Selten mittelmäßig, meist gut und immer wieder mal sehr gut.
Wie ist Ihre gegenwärtige Geistesverfassung?
Sehr gut.
Welches Buch lesen Sie gerade?
Zärtlichkeit – Eine Philosophie der sanften Macht von Isabella Guanzini
Was ist Ihre erste Erinnerung?
Eine Situation als ca. Dreijähriger vor meinem Elternhaus, als ich mit einem Kinderspazierstock spielte. Eines meiner ältesten Kinderfotos belegt dies und ließ die Erinnerung daran oder viel mehr die Emotion, die ich dabei hatte, wieder auffrischen.
Was wollten Sie als Kind werden?
Instrumentenbauer.
Warum sind Sie Künstler geworden?
Ich konnte mir nie vorstellen, ein Leben lang zig Stunden täglich etwas zu tun, für das ich nicht brenne. Für die Musik und die Kunst tat ich das immer. Nachdem ich einige Versuche mit nicht erfüllenden Tätigkeiten hatte, kamen für mich nur die beiden in Betracht. Nach langem Ringen endschied ich mich dann für die Kunst.
Bereuen Sie diese Entscheidung manchmal?
Nur dann, wenn ich daran denke, dass ich durch die Kunst die Musik vernachlässigt habe.
Wenn Sie nicht Künstler wären, wer oder was möchten Sie sein?
Musiker, Komponist, Modedesigner
Welche/r Künstler/in hat Sie am stärksten beeinflusst?
Da gibt es von alten Meistern bis Künstlern der Gegenwart einige und sie wechseln mit meiner künstlerischen Weiterentwicklung. Immer sind es jedoch diejenigen, die in ihren Arbeiten Inhalt, Form und künstlerischen Intellekt perfekt paaren und es schaffen, einen magischen Moment zu erzeugen, eine Metaebene, die Kunstwerke zu etwas Besonderem, etwas Zeitlosem werden lassen. Velasques und Basquiat sind nur zwei davon.
Welches künstlerische Werk hätten Sie gern selbst gemacht?
Darüber habe ich mir nie Gedanken gemacht, ich würde es wahrscheinlich sowieso ganz anders machen.

→ **Aufgaben**:
- A) Beantworten Sie anhand des Interviews diese Fragen:
(i) Was wollte die befragte Person als Kind werden?
(ii) Welches Buch liest sie gerade?
(iii) Welche zwei Künstler nennt sie namentlich unter denen, die sie beeinflusst haben?
- B) Schreiben Sie bitte den Abschnitt des Interviews ab, der bei „Bereuen Sie diese“ beginnt und mit „gern selbst gemacht?“ endet.

[Datensätze zu Elementboxen]
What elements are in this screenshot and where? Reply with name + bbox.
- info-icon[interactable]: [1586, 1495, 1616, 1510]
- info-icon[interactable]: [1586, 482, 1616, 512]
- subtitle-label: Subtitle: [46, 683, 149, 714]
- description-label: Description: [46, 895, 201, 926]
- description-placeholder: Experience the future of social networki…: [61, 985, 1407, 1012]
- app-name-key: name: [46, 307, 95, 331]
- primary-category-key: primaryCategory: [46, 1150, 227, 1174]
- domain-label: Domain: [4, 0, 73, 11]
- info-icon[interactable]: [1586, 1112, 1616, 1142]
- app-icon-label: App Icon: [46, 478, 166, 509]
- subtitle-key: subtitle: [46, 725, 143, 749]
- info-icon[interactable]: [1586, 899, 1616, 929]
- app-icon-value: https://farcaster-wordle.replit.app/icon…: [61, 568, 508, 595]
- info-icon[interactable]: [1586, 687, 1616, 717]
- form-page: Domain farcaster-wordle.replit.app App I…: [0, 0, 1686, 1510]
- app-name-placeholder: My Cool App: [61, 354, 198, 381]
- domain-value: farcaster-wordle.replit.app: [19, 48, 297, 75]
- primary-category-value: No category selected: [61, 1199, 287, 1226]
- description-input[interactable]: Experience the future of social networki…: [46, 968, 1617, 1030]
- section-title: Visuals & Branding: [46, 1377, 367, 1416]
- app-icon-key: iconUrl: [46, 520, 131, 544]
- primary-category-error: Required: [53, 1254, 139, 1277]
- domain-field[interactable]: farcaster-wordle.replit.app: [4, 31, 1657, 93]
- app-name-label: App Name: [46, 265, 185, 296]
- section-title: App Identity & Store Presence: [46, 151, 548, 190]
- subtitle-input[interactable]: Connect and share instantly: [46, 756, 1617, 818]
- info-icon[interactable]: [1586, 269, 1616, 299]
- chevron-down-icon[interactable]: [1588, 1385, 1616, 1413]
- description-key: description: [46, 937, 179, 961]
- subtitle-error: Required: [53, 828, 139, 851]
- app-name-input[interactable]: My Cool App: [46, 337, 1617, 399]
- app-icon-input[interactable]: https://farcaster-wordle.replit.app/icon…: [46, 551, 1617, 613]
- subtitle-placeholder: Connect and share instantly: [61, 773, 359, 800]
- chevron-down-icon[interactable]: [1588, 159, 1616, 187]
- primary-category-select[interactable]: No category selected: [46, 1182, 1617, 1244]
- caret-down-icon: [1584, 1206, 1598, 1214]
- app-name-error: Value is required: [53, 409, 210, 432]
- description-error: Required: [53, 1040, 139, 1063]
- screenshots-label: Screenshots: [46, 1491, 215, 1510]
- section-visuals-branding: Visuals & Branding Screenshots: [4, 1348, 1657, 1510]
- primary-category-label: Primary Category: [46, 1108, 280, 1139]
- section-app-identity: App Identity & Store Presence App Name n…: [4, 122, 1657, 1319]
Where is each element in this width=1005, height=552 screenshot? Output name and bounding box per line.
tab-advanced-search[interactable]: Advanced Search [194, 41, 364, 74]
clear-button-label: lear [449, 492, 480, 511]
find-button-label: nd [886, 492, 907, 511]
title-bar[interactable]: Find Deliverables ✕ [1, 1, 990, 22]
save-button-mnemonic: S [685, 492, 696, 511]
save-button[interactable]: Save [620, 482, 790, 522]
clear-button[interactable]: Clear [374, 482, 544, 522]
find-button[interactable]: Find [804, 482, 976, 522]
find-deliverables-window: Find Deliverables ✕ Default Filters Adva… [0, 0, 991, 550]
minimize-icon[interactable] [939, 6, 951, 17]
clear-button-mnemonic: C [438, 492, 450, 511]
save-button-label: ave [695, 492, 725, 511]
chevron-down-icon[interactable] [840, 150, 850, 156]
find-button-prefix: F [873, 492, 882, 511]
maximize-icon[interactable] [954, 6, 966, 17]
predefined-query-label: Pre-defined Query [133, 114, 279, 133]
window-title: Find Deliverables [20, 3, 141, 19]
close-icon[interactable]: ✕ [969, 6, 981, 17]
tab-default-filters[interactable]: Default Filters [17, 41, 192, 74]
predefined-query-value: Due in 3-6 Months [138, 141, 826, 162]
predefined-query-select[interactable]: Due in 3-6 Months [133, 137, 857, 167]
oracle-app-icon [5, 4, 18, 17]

→ **Antworten je Aufgabe**:
- A)
(i) Instrumentenbauer.
(ii) „Zärtlichkeit – Eine Philosophie der sanften Macht“ von Isabella Guanzini.
(iii) Velasques und Basquiat.

- B)
Bereuen Sie diese Entscheidung manchmal?
Nur dann, wenn ich daran denke, dass ich durch die Kunst die Musik vernachlässigt habe.
Wenn Sie nicht Künstler wären, wer oder was möchten Sie sein?
Musiker, Komponist, Modedesigner
Welche/r Künstler/in hat Sie am stärksten beeinflusst?
Da gibt es von alten Meistern bis Künstlern der Gegenwart einige und sie wechseln mit meiner künstlerischen Weiterentwicklung. Immer sind es jedoch diejenigen, die in ihren Arbeiten Inhalt, Form und künstlerischen Intellekt perfekt paaren und es schaffen, einen magischen Moment zu erzeugen, eine Metaebene, die Kunstwerke zu etwas Besonderem, etwas Zeitlosem werden lassen. Velasques und Basquiat sind nur zwei davon.
Welches künstlerische Werk hätten Sie gern selbst gemacht?